* **Given exercise**
The line containing "Extract all readable text from this page." marks the start of the required copy, which runs to the final line of the entries; return those lines exactly, without any pictures.

Dataset items
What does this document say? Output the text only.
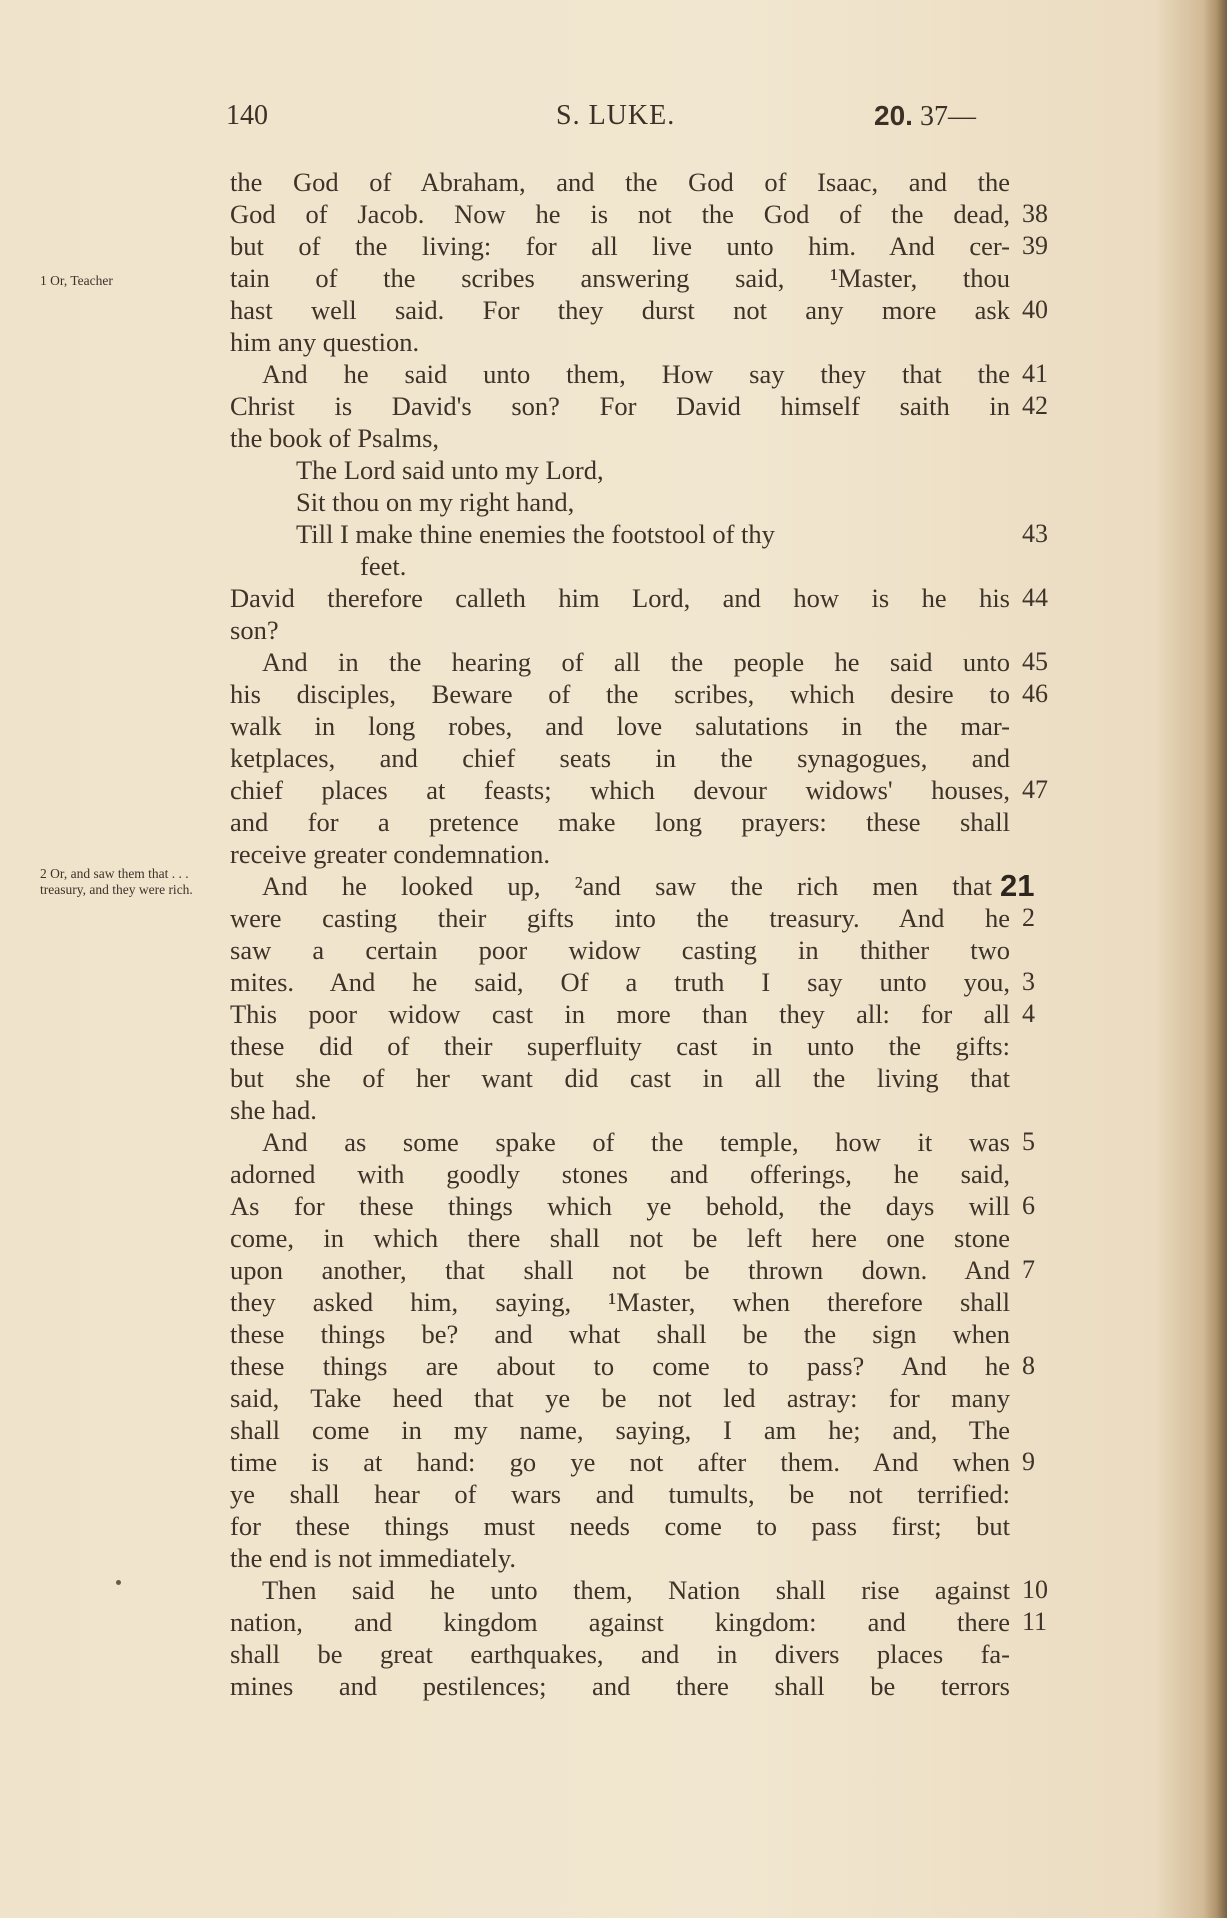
140	S. LUKE.	20. 37—
1 Or, Teacher
2 Or, and saw them that . . . treasury, and they were rich.	21
the God of Abraham, and the God of Isaac, and the
God of Jacob. Now he is not the God of the dead,
but of the living: for all live unto him. And cer-
tain of the scribes answering said, ¹Master, thou
hast well said. For they durst not any more ask
him any question.
And he said unto them, How say they that the
Christ is David's son? For David himself saith in
the book of Psalms,
The Lord said unto my Lord,
Sit thou on my right hand,
Till I make thine enemies the footstool of thy
feet.
David therefore calleth him Lord, and how is he his
son?
And in the hearing of all the people he said unto
his disciples, Beware of the scribes, which desire to
walk in long robes, and love salutations in the mar-
ketplaces, and chief seats in the synagogues, and
chief places at feasts; which devour widows' houses,
and for a pretence make long prayers: these shall
receive greater condemnation.
And he looked up, ²and saw the rich men that
were casting their gifts into the treasury. And he
saw a certain poor widow casting in thither two
mites. And he said, Of a truth I say unto you,
This poor widow cast in more than they all: for all
these did of their superfluity cast in unto the gifts:
but she of her want did cast in all the living that
she had.
And as some spake of the temple, how it was
adorned with goodly stones and offerings, he said,
As for these things which ye behold, the days will
come, in which there shall not be left here one stone
upon another, that shall not be thrown down. And
they asked him, saying, ¹Master, when therefore shall
these things be? and what shall be the sign when
these things are about to come to pass? And he
said, Take heed that ye be not led astray: for many
shall come in my name, saying, I am he; and, The
time is at hand: go ye not after them. And when
ye shall hear of wars and tumults, be not terrified:
for these things must needs come to pass first; but
the end is not immediately.
Then said he unto them, Nation shall rise against
nation, and kingdom against kingdom: and there
shall be great earthquakes, and in divers places fa-
mines and pestilences; and there shall be terrors
38
39
40
41
42
43
44
45
46
47
2
3
4
5
6
7
8
9
10
11
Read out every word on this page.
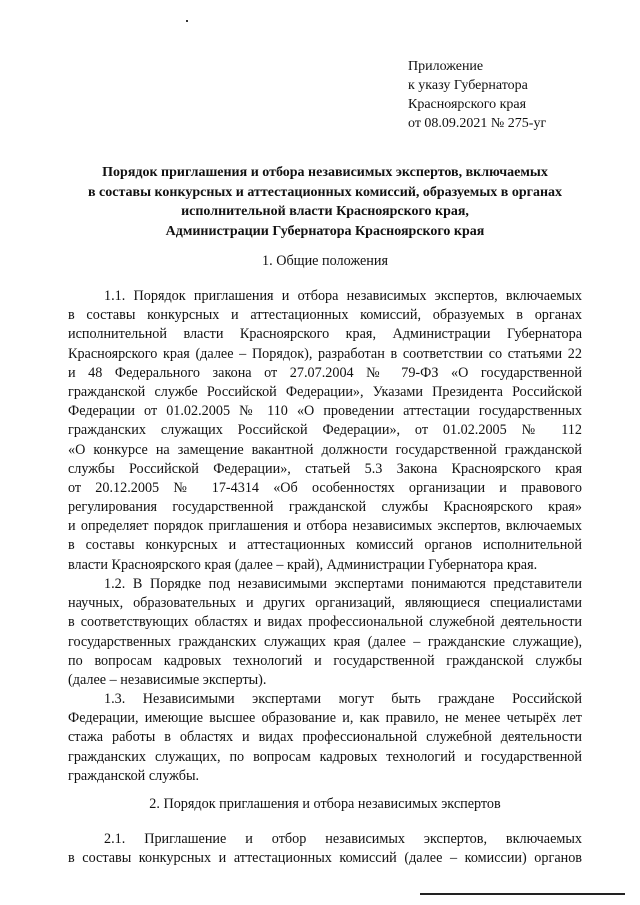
Приложение
к указу Губернатора
Красноярского края
от 08.09.2021 № 275-уг
Порядок приглашения и отбора независимых экспертов, включаемых
в составы конкурсных и аттестационных комиссий, образуемых в органах
исполнительной власти Красноярского края,
Администрации Губернатора Красноярского края
1. Общие положения
1.1. Порядок приглашения и отбора независимых экспертов, включаемых
в составы конкурсных и аттестационных комиссий, образуемых в органах
исполнительной власти Красноярского края, Администрации Губернатора
Красноярского края (далее – Порядок), разработан в соответствии со статьями 22
и 48 Федерального закона от 27.07.2004 № 79-ФЗ «О государственной
гражданской службе Российской Федерации», Указами Президента Российской
Федерации от 01.02.2005 № 110 «О проведении аттестации государственных
гражданских служащих Российской Федерации», от 01.02.2005 № 112
«О конкурсе на замещение вакантной должности государственной гражданской
службы Российской Федерации», статьей 5.3 Закона Красноярского края
от 20.12.2005 № 17-4314 «Об особенностях организации и правового
регулирования государственной гражданской службы Красноярского края»
и определяет порядок приглашения и отбора независимых экспертов, включаемых
в составы конкурсных и аттестационных комиссий органов исполнительной
власти Красноярского края (далее – край), Администрации Губернатора края.
1.2. В Порядке под независимыми экспертами понимаются представители
научных, образовательных и других организаций, являющиеся специалистами
в соответствующих областях и видах профессиональной служебной деятельности
государственных гражданских служащих края (далее – гражданские служащие),
по вопросам кадровых технологий и государственной гражданской службы
(далее – независимые эксперты).
1.3. Независимыми экспертами могут быть граждане Российской
Федерации, имеющие высшее образование и, как правило, не менее четырёх лет
стажа работы в областях и видах профессиональной служебной деятельности
гражданских служащих, по вопросам кадровых технологий и государственной
гражданской службы.
2. Порядок приглашения и отбора независимых экспертов
2.1. Приглашение и отбор независимых экспертов, включаемых
в составы конкурсных и аттестационных комиссий (далее – комиссии) органов
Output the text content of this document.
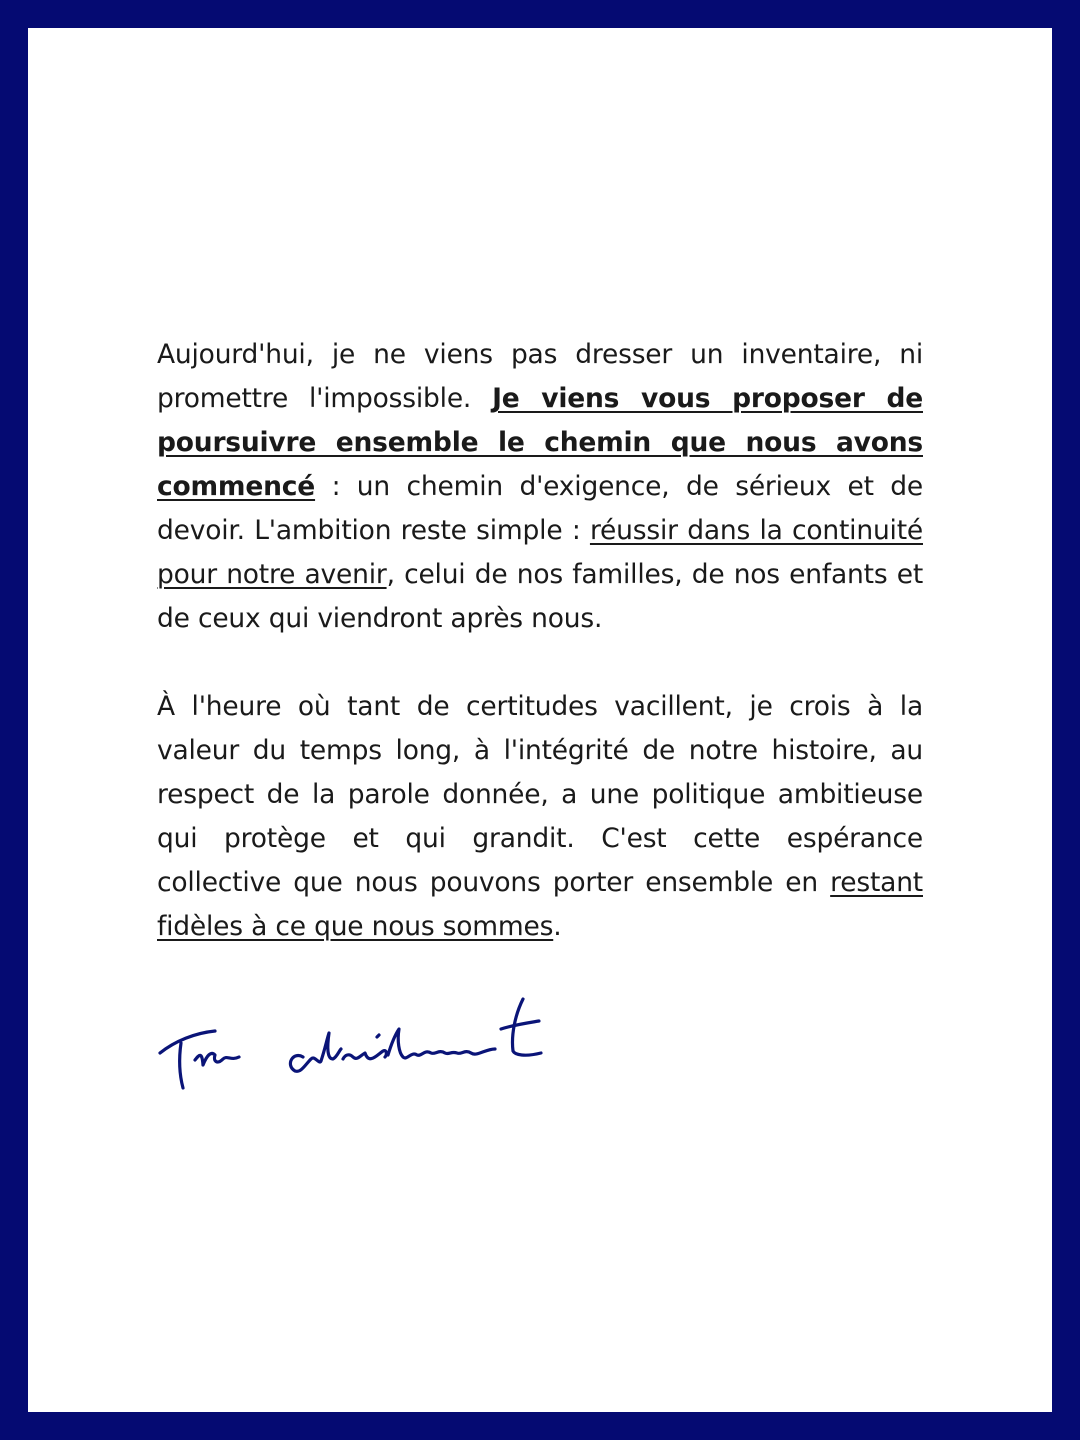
Aujourd'hui, je ne viens pas dresser un inventaire, ni promettre l'impossible. Je viens vous proposer de poursuivre ensemble le chemin que nous avons commencé : un chemin d'exigence, de sérieux et de devoir. L'ambition reste simple : réussir dans la continuité pour notre avenir, celui de nos familles, de nos enfants et de ceux qui viendront après nous.

À l'heure où tant de certitudes vacillent, je crois à la valeur du temps long, à l'intégrité de notre histoire, au respect de la parole donnée, a une politique ambitieuse qui protège et qui grandit. C'est cette espérance collective que nous pouvons porter ensemble en restant fidèles à ce que nous sommes.
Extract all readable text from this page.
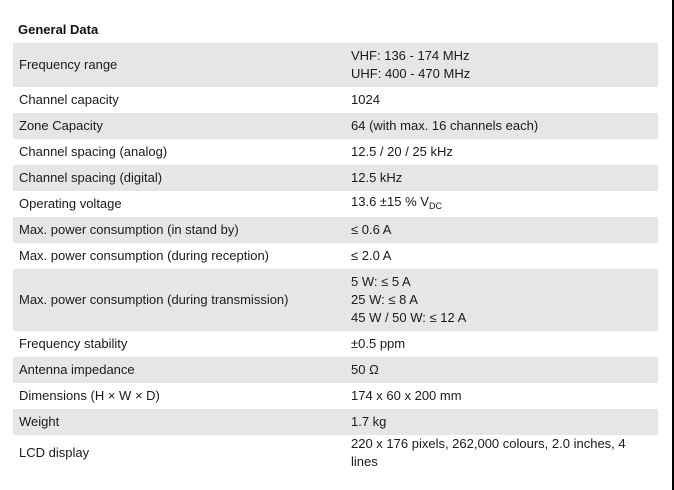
General Data
Frequency range	VHF: 136 - 174 MHz
UHF: 400 - 470 MHz

Channel capacity	1024

Zone Capacity	64 (with max. 16 channels each)

Channel spacing (analog)	12.5 / 20 / 25 kHz

Channel spacing (digital)	12.5 kHz

Operating voltage	13.6 ±15 % $V_{DC}$
Max. power consumption (in stand by)	≤ 0.6 A

Max. power consumption (during reception)	≤ 2.0 A

Max. power consumption (during transmission)	5 W: ≤ 5 A
25 W: ≤ 8 A
45 W / 50 W: ≤ 12 A

Frequency stability	±0.5 ppm

Antenna impedance	50 Ω

Dimensions (H × W × D)	174 x 60 x 200 mm

Weight	1.7 kg

LCD display	220 x 176 pixels, 262,000 colours, 2.0 inches, 4 lines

* **Response**
Extract all readable text from this page.
General Data
Frequency range	VHF: 136 - 174 MHz
UHF: 400 - 470 MHz

Channel capacity	1024

Zone Capacity	64 (with max. 16 channels each)

Channel spacing (analog)	12.5 / 20 / 25 kHz

Channel spacing (digital)	12.5 kHz

Operating voltage	13.6 ±15 % $V_{DC}$
Max. power consumption (in stand by)	≤ 0.6 A

Max. power consumption (during reception)	≤ 2.0 A

Max. power consumption (during transmission)	5 W: ≤ 5 A
25 W: ≤ 8 A
45 W / 50 W: ≤ 12 A

Frequency stability	±0.5 ppm

Antenna impedance	50 Ω

Dimensions (H × W × D)	174 x 60 x 200 mm

Weight	1.7 kg

LCD display	220 x 176 pixels, 262,000 colours, 2.0 inches, 4 lines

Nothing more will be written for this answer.